Figure dataset records
-.-.-
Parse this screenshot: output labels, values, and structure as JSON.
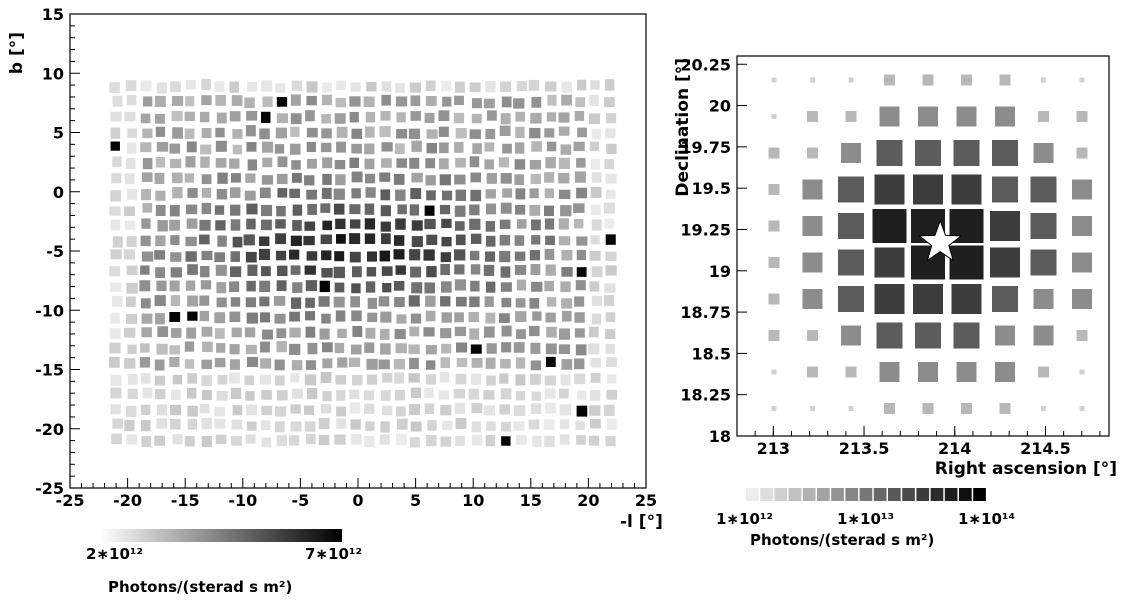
{
  "chart_data": [
    {
      "type": "heatmap",
      "xlabel": "-l [°]",
      "ylabel": "b [°]",
      "xlim": [
        -25,
        25
      ],
      "ylim": [
        -25,
        15
      ],
      "xticks": [
        "-25",
        "-20",
        "-15",
        "-10",
        "-5",
        "0",
        "5",
        "10",
        "15",
        "20",
        "25"
      ],
      "yticks": [
        "15",
        "10",
        "5",
        "0",
        "-5",
        "-10",
        "-15",
        "-20",
        "-25"
      ],
      "grid_lon_range": [
        -21,
        22
      ],
      "grid_lat_range": [
        -21,
        10
      ],
      "colorbar": {
        "min_label": "2∗10¹²",
        "max_label": "7∗10¹²",
        "title": "Photons/(sterad s m²)"
      }
    },
    {
      "type": "heatmap",
      "xlabel": "Right ascension [°]",
      "ylabel": "Declination [°]",
      "xlim": [
        212.8,
        214.85
      ],
      "ylim": [
        18,
        20.3
      ],
      "xticks": [
        "213",
        "213.5",
        "214",
        "214.5"
      ],
      "yticks": [
        "18",
        "18.25",
        "18.5",
        "18.75",
        "19",
        "19.25",
        "19.5",
        "19.75",
        "20",
        "20.25"
      ],
      "source_marker": {
        "ra": 213.92,
        "dec": 19.17,
        "shape": "star"
      },
      "colorbar": {
        "labels": [
          "1∗10¹²",
          "1∗10¹³",
          "1∗10¹⁴"
        ],
        "title": "Photons/(sterad s m²)"
      }
    }
  ]
}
-.-.-
_WRITTEN EXERCISE_:
Pictures appear in the records above. Output everything except them, exactly.

_EXPECTED OUTPUT_:
Parse this screenshot: output labels, values, and structure as JSON.
{
  "chart_data": [
    {
      "type": "heatmap",
      "xlabel": "-l [°]",
      "ylabel": "b [°]",
      "xlim": [
        -25,
        25
      ],
      "ylim": [
        -25,
        15
      ],
      "xticks": [
        "-25",
        "-20",
        "-15",
        "-10",
        "-5",
        "0",
        "5",
        "10",
        "15",
        "20",
        "25"
      ],
      "yticks": [
        "15",
        "10",
        "5",
        "0",
        "-5",
        "-10",
        "-15",
        "-20",
        "-25"
      ],
      "grid_lon_range": [
        -21,
        22
      ],
      "grid_lat_range": [
        -21,
        10
      ],
      "colorbar": {
        "min_label": "2∗10¹²",
        "max_label": "7∗10¹²",
        "title": "Photons/(sterad s m²)"
      }
    },
    {
      "type": "heatmap",
      "xlabel": "Right ascension [°]",
      "ylabel": "Declination [°]",
      "xlim": [
        212.8,
        214.85
      ],
      "ylim": [
        18,
        20.3
      ],
      "xticks": [
        "213",
        "213.5",
        "214",
        "214.5"
      ],
      "yticks": [
        "18",
        "18.25",
        "18.5",
        "18.75",
        "19",
        "19.25",
        "19.5",
        "19.75",
        "20",
        "20.25"
      ],
      "source_marker": {
        "ra": 213.92,
        "dec": 19.17,
        "shape": "star"
      },
      "colorbar": {
        "labels": [
          "1∗10¹²",
          "1∗10¹³",
          "1∗10¹⁴"
        ],
        "title": "Photons/(sterad s m²)"
      }
    }
  ]
}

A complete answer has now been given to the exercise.